*** Dataset excerpts

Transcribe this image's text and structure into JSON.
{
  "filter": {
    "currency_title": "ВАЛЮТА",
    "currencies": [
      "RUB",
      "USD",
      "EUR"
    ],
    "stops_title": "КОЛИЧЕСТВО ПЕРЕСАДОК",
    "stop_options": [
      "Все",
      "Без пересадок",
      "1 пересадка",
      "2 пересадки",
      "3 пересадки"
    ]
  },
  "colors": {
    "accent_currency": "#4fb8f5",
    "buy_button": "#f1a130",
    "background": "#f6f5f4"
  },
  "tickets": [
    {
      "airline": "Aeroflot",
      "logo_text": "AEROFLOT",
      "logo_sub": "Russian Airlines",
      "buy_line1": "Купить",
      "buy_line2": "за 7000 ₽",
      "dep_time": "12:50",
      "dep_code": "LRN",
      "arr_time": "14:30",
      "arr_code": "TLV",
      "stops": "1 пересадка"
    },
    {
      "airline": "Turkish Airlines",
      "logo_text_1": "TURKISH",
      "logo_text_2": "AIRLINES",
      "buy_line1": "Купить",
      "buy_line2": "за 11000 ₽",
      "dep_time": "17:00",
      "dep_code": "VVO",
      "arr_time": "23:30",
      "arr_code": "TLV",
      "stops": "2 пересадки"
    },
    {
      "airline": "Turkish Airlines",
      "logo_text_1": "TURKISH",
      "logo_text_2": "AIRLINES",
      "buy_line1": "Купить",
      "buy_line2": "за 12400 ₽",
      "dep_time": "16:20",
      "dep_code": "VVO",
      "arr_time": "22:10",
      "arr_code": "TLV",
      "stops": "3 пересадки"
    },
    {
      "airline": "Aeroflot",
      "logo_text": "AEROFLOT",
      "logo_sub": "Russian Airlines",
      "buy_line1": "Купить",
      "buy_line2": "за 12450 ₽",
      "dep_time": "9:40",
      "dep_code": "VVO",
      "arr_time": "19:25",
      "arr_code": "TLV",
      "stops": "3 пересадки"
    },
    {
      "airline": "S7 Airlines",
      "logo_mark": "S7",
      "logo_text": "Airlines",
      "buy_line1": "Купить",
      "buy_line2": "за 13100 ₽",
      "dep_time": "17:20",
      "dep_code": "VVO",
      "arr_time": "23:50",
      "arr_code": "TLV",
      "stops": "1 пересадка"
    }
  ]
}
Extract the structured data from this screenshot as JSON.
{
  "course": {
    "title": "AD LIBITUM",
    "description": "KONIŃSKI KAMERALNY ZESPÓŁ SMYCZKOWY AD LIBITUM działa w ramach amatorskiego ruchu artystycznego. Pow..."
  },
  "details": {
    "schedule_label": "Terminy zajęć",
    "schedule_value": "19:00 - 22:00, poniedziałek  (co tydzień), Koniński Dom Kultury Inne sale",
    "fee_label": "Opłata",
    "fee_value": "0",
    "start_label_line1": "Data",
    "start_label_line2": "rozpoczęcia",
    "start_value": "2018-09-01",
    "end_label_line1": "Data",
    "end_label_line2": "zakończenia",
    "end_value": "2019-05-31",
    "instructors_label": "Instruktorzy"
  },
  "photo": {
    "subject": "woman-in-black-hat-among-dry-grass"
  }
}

******

→ **Aim of the exercise**
Go through the listing above and restate it word for word.

→ **Result for this task**
Transcribe this image's text and structure into JSON.
{
  "filter": {
    "currency_title": "ВАЛЮТА",
    "currencies": [
      "RUB",
      "USD",
      "EUR"
    ],
    "stops_title": "КОЛИЧЕСТВО ПЕРЕСАДОК",
    "stop_options": [
      "Все",
      "Без пересадок",
      "1 пересадка",
      "2 пересадки",
      "3 пересадки"
    ]
  },
  "colors": {
    "accent_currency": "#4fb8f5",
    "buy_button": "#f1a130",
    "background": "#f6f5f4"
  },
  "tickets": [
    {
      "airline": "Aeroflot",
      "logo_text": "AEROFLOT",
      "logo_sub": "Russian Airlines",
      "buy_line1": "Купить",
      "buy_line2": "за 7000 ₽",
      "dep_time": "12:50",
      "dep_code": "LRN",
      "arr_time": "14:30",
      "arr_code": "TLV",
      "stops": "1 пересадка"
    },
    {
      "airline": "Turkish Airlines",
      "logo_text_1": "TURKISH",
      "logo_text_2": "AIRLINES",
      "buy_line1": "Купить",
      "buy_line2": "за 11000 ₽",
      "dep_time": "17:00",
      "dep_code": "VVO",
      "arr_time": "23:30",
      "arr_code": "TLV",
      "stops": "2 пересадки"
    },
    {
      "airline": "Turkish Airlines",
      "logo_text_1": "TURKISH",
      "logo_text_2": "AIRLINES",
      "buy_line1": "Купить",
      "buy_line2": "за 12400 ₽",
      "dep_time": "16:20",
      "dep_code": "VVO",
      "arr_time": "22:10",
      "arr_code": "TLV",
      "stops": "3 пересадки"
    },
    {
      "airline": "Aeroflot",
      "logo_text": "AEROFLOT",
      "logo_sub": "Russian Airlines",
      "buy_line1": "Купить",
      "buy_line2": "за 12450 ₽",
      "dep_time": "9:40",
      "dep_code": "VVO",
      "arr_time": "19:25",
      "arr_code": "TLV",
      "stops": "3 пересадки"
    },
    {
      "airline": "S7 Airlines",
      "logo_mark": "S7",
      "logo_text": "Airlines",
      "buy_line1": "Купить",
      "buy_line2": "за 13100 ₽",
      "dep_time": "17:20",
      "dep_code": "VVO",
      "arr_time": "23:50",
      "arr_code": "TLV",
      "stops": "1 пересадка"
    }
  ]
}
Extract the structured data from this screenshot as JSON.
{
  "course": {
    "title": "AD LIBITUM",
    "description": "KONIŃSKI KAMERALNY ZESPÓŁ SMYCZKOWY AD LIBITUM działa w ramach amatorskiego ruchu artystycznego. Pow..."
  },
  "details": {
    "schedule_label": "Terminy zajęć",
    "schedule_value": "19:00 - 22:00, poniedziałek  (co tydzień), Koniński Dom Kultury Inne sale",
    "fee_label": "Opłata",
    "fee_value": "0",
    "start_label_line1": "Data",
    "start_label_line2": "rozpoczęcia",
    "start_value": "2018-09-01",
    "end_label_line1": "Data",
    "end_label_line2": "zakończenia",
    "end_value": "2019-05-31",
    "instructors_label": "Instruktorzy"
  },
  "photo": {
    "subject": "woman-in-black-hat-among-dry-grass"
  }
}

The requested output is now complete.